Problem to work on. Retype the data that follows line by line, exactly, and leave its pictures out.
--------------------------------------------------
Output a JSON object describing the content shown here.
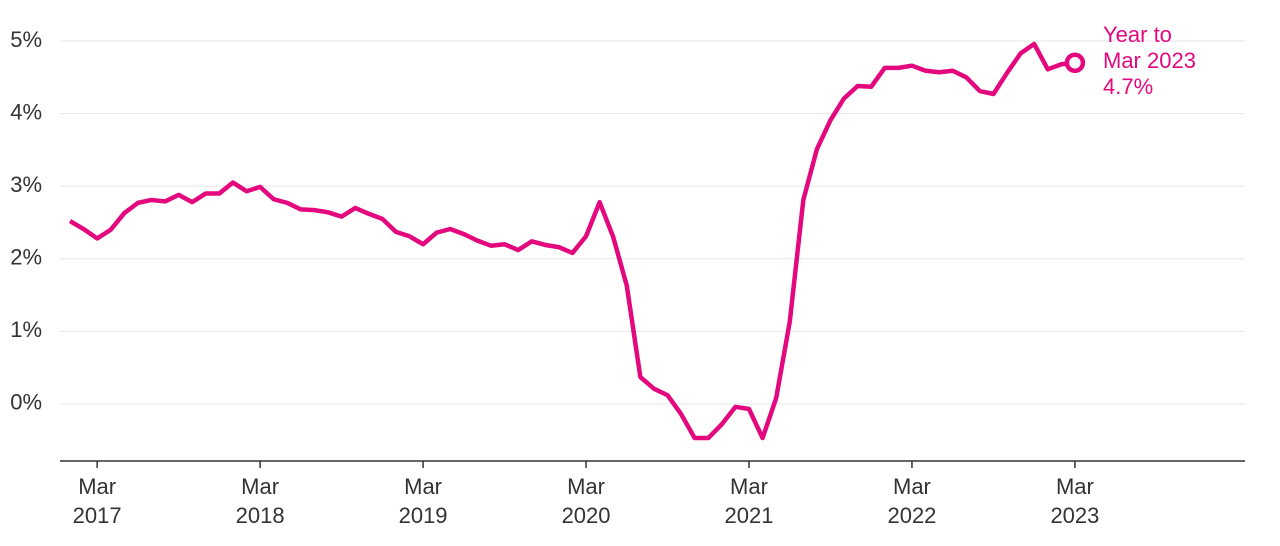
{
  "chart_data": {
    "type": "line",
    "categories": [
      null,
      null,
      "Mar 2017",
      null,
      null,
      null,
      null,
      null,
      null,
      null,
      null,
      null,
      null,
      null,
      "Mar 2018",
      null,
      null,
      null,
      null,
      null,
      null,
      null,
      null,
      null,
      null,
      null,
      "Mar 2019",
      null,
      null,
      null,
      null,
      null,
      null,
      null,
      null,
      null,
      null,
      null,
      "Mar 2020",
      null,
      null,
      null,
      null,
      null,
      null,
      null,
      null,
      null,
      null,
      null,
      "Mar 2021",
      null,
      null,
      null,
      null,
      null,
      null,
      null,
      null,
      null,
      null,
      null,
      "Mar 2022",
      null,
      null,
      null,
      null,
      null,
      null,
      null,
      null,
      null,
      null,
      null,
      "Mar 2023"
    ],
    "values": [
      2.52,
      2.41,
      2.28,
      2.4,
      2.63,
      2.77,
      2.81,
      2.79,
      2.88,
      2.78,
      2.9,
      2.9,
      3.05,
      2.93,
      2.99,
      2.82,
      2.77,
      2.68,
      2.67,
      2.64,
      2.58,
      2.7,
      2.62,
      2.55,
      2.37,
      2.31,
      2.2,
      2.36,
      2.41,
      2.34,
      2.25,
      2.18,
      2.2,
      2.12,
      2.24,
      2.19,
      2.16,
      2.08,
      2.31,
      2.78,
      2.3,
      1.63,
      0.37,
      0.21,
      0.12,
      -0.14,
      -0.47,
      -0.47,
      -0.28,
      -0.04,
      -0.07,
      -0.47,
      0.08,
      1.13,
      2.81,
      3.51,
      3.91,
      4.21,
      4.38,
      4.37,
      4.63,
      4.63,
      4.66,
      4.59,
      4.57,
      4.59,
      4.5,
      4.31,
      4.27,
      4.56,
      4.83,
      4.96,
      4.61,
      4.68,
      4.7
    ],
    "color": "#e4087e",
    "ylim": [
      -0.8,
      5.2
    ],
    "yticks": [
      {
        "value": 0,
        "label": "0%"
      },
      {
        "value": 1,
        "label": "1%"
      },
      {
        "value": 2,
        "label": "2%"
      },
      {
        "value": 3,
        "label": "3%"
      },
      {
        "value": 4,
        "label": "4%"
      },
      {
        "value": 5,
        "label": "5%"
      }
    ],
    "grid": true,
    "annotation": [
      "Year to",
      "Mar 2023",
      "4.7%"
    ]
  }
}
--------------------------------------------------
Exercise output.
Output a JSON object describing the content shown here.
{
  "chart_data": {
    "type": "line",
    "categories": [
      null,
      null,
      "Mar 2017",
      null,
      null,
      null,
      null,
      null,
      null,
      null,
      null,
      null,
      null,
      null,
      "Mar 2018",
      null,
      null,
      null,
      null,
      null,
      null,
      null,
      null,
      null,
      null,
      null,
      "Mar 2019",
      null,
      null,
      null,
      null,
      null,
      null,
      null,
      null,
      null,
      null,
      null,
      "Mar 2020",
      null,
      null,
      null,
      null,
      null,
      null,
      null,
      null,
      null,
      null,
      null,
      "Mar 2021",
      null,
      null,
      null,
      null,
      null,
      null,
      null,
      null,
      null,
      null,
      null,
      "Mar 2022",
      null,
      null,
      null,
      null,
      null,
      null,
      null,
      null,
      null,
      null,
      null,
      "Mar 2023"
    ],
    "values": [
      2.52,
      2.41,
      2.28,
      2.4,
      2.63,
      2.77,
      2.81,
      2.79,
      2.88,
      2.78,
      2.9,
      2.9,
      3.05,
      2.93,
      2.99,
      2.82,
      2.77,
      2.68,
      2.67,
      2.64,
      2.58,
      2.7,
      2.62,
      2.55,
      2.37,
      2.31,
      2.2,
      2.36,
      2.41,
      2.34,
      2.25,
      2.18,
      2.2,
      2.12,
      2.24,
      2.19,
      2.16,
      2.08,
      2.31,
      2.78,
      2.3,
      1.63,
      0.37,
      0.21,
      0.12,
      -0.14,
      -0.47,
      -0.47,
      -0.28,
      -0.04,
      -0.07,
      -0.47,
      0.08,
      1.13,
      2.81,
      3.51,
      3.91,
      4.21,
      4.38,
      4.37,
      4.63,
      4.63,
      4.66,
      4.59,
      4.57,
      4.59,
      4.5,
      4.31,
      4.27,
      4.56,
      4.83,
      4.96,
      4.61,
      4.68,
      4.7
    ],
    "color": "#e4087e",
    "ylim": [
      -0.8,
      5.2
    ],
    "yticks": [
      {
        "value": 0,
        "label": "0%"
      },
      {
        "value": 1,
        "label": "1%"
      },
      {
        "value": 2,
        "label": "2%"
      },
      {
        "value": 3,
        "label": "3%"
      },
      {
        "value": 4,
        "label": "4%"
      },
      {
        "value": 5,
        "label": "5%"
      }
    ],
    "grid": true,
    "annotation": [
      "Year to",
      "Mar 2023",
      "4.7%"
    ]
  }
}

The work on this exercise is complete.